* _What the task asks_:
Write out the data again, switching every "cvp-marker" to "cvp-point" and leaving everything else unchanged.

[Element position data]
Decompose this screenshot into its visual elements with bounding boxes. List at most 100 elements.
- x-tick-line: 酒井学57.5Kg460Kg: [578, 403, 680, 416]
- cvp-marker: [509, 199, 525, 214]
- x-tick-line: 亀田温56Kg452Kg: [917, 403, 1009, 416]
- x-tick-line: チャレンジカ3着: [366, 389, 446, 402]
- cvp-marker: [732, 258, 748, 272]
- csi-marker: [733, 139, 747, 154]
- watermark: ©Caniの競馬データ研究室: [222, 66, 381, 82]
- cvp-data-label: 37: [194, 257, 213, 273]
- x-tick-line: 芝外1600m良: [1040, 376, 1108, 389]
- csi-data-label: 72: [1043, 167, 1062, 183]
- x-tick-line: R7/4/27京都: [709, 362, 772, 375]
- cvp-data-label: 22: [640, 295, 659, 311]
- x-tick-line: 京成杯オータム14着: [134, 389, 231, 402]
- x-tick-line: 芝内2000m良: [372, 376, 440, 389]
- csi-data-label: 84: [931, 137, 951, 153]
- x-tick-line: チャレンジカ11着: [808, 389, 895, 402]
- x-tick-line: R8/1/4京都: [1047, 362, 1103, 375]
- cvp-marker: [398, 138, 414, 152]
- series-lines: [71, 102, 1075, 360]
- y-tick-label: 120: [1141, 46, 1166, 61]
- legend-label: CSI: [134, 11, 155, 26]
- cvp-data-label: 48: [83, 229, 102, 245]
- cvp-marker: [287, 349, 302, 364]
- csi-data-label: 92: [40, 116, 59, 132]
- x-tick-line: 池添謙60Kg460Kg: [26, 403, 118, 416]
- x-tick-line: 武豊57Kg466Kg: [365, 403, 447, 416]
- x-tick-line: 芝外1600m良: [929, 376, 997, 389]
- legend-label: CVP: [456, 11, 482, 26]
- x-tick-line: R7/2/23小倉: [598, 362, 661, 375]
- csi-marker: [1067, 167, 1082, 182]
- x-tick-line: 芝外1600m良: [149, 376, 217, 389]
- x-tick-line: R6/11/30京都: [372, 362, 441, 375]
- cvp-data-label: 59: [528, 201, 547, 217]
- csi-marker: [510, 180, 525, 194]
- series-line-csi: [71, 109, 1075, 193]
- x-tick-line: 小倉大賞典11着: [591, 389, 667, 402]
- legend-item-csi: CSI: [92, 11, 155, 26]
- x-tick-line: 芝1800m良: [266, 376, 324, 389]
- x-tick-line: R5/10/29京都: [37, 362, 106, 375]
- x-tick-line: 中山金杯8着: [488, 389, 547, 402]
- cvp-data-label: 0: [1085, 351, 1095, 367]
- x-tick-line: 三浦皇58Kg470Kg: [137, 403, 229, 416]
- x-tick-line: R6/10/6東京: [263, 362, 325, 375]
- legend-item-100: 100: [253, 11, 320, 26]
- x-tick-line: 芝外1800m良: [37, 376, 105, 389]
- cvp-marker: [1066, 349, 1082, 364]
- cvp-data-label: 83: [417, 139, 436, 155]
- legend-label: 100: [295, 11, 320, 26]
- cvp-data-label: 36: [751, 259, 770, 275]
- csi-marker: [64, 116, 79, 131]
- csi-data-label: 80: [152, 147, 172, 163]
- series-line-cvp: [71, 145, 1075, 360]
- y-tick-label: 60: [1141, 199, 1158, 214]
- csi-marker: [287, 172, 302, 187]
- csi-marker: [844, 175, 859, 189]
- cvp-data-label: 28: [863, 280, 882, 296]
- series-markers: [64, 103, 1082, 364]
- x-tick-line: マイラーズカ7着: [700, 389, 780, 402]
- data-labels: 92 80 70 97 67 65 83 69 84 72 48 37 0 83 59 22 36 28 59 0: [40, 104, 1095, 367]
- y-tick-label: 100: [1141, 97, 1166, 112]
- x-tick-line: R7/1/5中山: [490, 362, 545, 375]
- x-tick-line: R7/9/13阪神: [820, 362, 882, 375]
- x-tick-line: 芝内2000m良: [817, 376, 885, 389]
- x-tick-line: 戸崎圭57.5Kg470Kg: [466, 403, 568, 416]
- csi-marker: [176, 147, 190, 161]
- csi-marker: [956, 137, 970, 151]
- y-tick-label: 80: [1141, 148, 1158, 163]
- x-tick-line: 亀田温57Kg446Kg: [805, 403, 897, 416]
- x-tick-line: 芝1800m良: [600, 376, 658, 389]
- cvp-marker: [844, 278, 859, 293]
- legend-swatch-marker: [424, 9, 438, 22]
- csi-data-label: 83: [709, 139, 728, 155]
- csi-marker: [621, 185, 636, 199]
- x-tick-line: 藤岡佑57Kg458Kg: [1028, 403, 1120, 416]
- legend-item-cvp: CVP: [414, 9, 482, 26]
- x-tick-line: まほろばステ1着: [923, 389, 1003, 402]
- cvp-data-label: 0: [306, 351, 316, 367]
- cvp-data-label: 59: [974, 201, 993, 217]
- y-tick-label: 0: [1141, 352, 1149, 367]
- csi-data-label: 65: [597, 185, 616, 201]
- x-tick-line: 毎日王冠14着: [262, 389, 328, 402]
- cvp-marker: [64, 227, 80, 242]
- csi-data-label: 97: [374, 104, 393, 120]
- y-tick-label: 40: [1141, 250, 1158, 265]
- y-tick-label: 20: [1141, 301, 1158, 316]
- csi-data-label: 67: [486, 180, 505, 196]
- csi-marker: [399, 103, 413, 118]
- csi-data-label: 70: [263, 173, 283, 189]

* _Answer to this problem_:
Decompose this screenshot into its visual elements with bounding boxes. List at most 100 elements.
- x-tick-line: 酒井学57.5Kg460Kg: [578, 403, 680, 416]
- cvp-point: [509, 199, 525, 214]
- x-tick-line: 亀田温56Kg452Kg: [917, 403, 1009, 416]
- x-tick-line: チャレンジカ3着: [366, 389, 446, 402]
- cvp-point: [732, 258, 748, 272]
- csi-marker: [733, 139, 747, 154]
- watermark: ©Caniの競馬データ研究室: [222, 66, 381, 82]
- cvp-data-label: 37: [194, 257, 213, 273]
- x-tick-line: 芝外1600m良: [1040, 376, 1108, 389]
- csi-data-label: 72: [1043, 167, 1062, 183]
- x-tick-line: R7/4/27京都: [709, 362, 772, 375]
- cvp-data-label: 22: [640, 295, 659, 311]
- x-tick-line: 京成杯オータム14着: [134, 389, 231, 402]
- x-tick-line: 芝内2000m良: [372, 376, 440, 389]
- csi-data-label: 84: [931, 137, 951, 153]
- x-tick-line: チャレンジカ11着: [808, 389, 895, 402]
- x-tick-line: R8/1/4京都: [1047, 362, 1103, 375]
- cvp-point: [398, 138, 414, 152]
- series-lines: [71, 102, 1075, 360]
- y-tick-label: 120: [1141, 46, 1166, 61]
- legend-label: CSI: [134, 11, 155, 26]
- cvp-data-label: 48: [83, 229, 102, 245]
- cvp-point: [287, 349, 302, 364]
- csi-data-label: 92: [40, 116, 59, 132]
- x-tick-line: 池添謙60Kg460Kg: [26, 403, 118, 416]
- x-tick-line: 武豊57Kg466Kg: [365, 403, 447, 416]
- x-tick-line: 芝外1600m良: [929, 376, 997, 389]
- legend-label: CVP: [456, 11, 482, 26]
- x-tick-line: R7/2/23小倉: [598, 362, 661, 375]
- csi-marker: [1067, 167, 1082, 182]
- x-tick-line: 芝外1600m良: [149, 376, 217, 389]
- x-tick-line: R6/11/30京都: [372, 362, 441, 375]
- cvp-data-label: 59: [528, 201, 547, 217]
- csi-marker: [510, 180, 525, 194]
- series-line-csi: [71, 109, 1075, 193]
- x-tick-line: 小倉大賞典11着: [591, 389, 667, 402]
- legend-item-csi: CSI: [92, 11, 155, 26]
- x-tick-line: 芝1800m良: [266, 376, 324, 389]
- x-tick-line: R5/10/29京都: [37, 362, 106, 375]
- x-tick-line: 中山金杯8着: [488, 389, 547, 402]
- cvp-data-label: 0: [1085, 351, 1095, 367]
- x-tick-line: 三浦皇58Kg470Kg: [137, 403, 229, 416]
- x-tick-line: R6/10/6東京: [263, 362, 325, 375]
- legend-item-100: 100: [253, 11, 320, 26]
- x-tick-line: 芝外1800m良: [37, 376, 105, 389]
- cvp-point: [1066, 349, 1082, 364]
- cvp-data-label: 83: [417, 139, 436, 155]
- legend-label: 100: [295, 11, 320, 26]
- cvp-data-label: 36: [751, 259, 770, 275]
- csi-marker: [64, 116, 79, 131]
- csi-data-label: 80: [152, 147, 172, 163]
- series-line-cvp: [71, 145, 1075, 360]
- y-tick-label: 60: [1141, 199, 1158, 214]
- csi-marker: [287, 172, 302, 187]
- csi-marker: [844, 175, 859, 189]
- cvp-data-label: 28: [863, 280, 882, 296]
- series-markers: [64, 103, 1082, 364]
- x-tick-line: マイラーズカ7着: [700, 389, 780, 402]
- data-labels: 92 80 70 97 67 65 83 69 84 72 48 37 0 83 59 22 36 28 59 0: [40, 104, 1095, 367]
- y-tick-label: 100: [1141, 97, 1166, 112]
- x-tick-line: R7/1/5中山: [490, 362, 545, 375]
- x-tick-line: R7/9/13阪神: [820, 362, 882, 375]
- x-tick-line: 芝内2000m良: [817, 376, 885, 389]
- x-tick-line: 戸崎圭57.5Kg470Kg: [466, 403, 568, 416]
- csi-marker: [176, 147, 190, 161]
- csi-marker: [956, 137, 970, 151]
- y-tick-label: 80: [1141, 148, 1158, 163]
- x-tick-line: 亀田温57Kg446Kg: [805, 403, 897, 416]
- x-tick-line: 芝1800m良: [600, 376, 658, 389]
- cvp-point: [844, 278, 859, 293]
- legend-swatch-marker: [424, 9, 438, 22]
- csi-data-label: 83: [709, 139, 728, 155]
- csi-marker: [621, 185, 636, 199]
- x-tick-line: 藤岡佑57Kg458Kg: [1028, 403, 1120, 416]
- legend-item-cvp: CVP: [414, 9, 482, 26]
- x-tick-line: まほろばステ1着: [923, 389, 1003, 402]
- cvp-data-label: 0: [306, 351, 316, 367]
- cvp-data-label: 59: [974, 201, 993, 217]
- y-tick-label: 0: [1141, 352, 1149, 367]
- csi-data-label: 65: [597, 185, 616, 201]
- x-tick-line: 毎日王冠14着: [262, 389, 328, 402]
- cvp-point: [64, 227, 80, 242]
- csi-data-label: 97: [374, 104, 393, 120]
- y-tick-label: 40: [1141, 250, 1158, 265]
- y-tick-label: 20: [1141, 301, 1158, 316]
- csi-data-label: 67: [486, 180, 505, 196]
- csi-marker: [399, 103, 413, 118]
- csi-data-label: 70: [263, 173, 283, 189]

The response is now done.